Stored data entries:
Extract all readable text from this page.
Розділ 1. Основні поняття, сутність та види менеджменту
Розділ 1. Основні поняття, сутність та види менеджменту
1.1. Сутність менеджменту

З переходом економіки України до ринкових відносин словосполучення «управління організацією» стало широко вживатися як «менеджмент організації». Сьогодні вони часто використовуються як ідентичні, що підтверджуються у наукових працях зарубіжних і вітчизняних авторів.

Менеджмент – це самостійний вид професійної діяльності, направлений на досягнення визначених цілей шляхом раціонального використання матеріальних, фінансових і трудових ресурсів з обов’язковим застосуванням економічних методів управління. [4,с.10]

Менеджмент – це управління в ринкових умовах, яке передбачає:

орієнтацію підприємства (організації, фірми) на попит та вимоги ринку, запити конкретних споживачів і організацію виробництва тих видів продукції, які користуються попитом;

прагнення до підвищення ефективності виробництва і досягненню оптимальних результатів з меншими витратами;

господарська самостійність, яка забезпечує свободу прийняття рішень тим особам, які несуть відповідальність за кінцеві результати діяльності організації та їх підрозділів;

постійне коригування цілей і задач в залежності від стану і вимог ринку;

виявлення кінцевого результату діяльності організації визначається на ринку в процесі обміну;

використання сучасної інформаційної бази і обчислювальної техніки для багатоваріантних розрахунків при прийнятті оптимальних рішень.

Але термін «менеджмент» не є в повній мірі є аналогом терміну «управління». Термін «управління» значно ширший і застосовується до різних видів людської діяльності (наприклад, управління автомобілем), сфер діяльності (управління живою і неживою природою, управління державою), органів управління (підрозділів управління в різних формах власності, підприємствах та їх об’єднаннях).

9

WHAT IS EXPECTED: Check each line of the data above for the string "оптимальних", then report how many lines have it, with no other words.

EXPECTED ANSWER: 2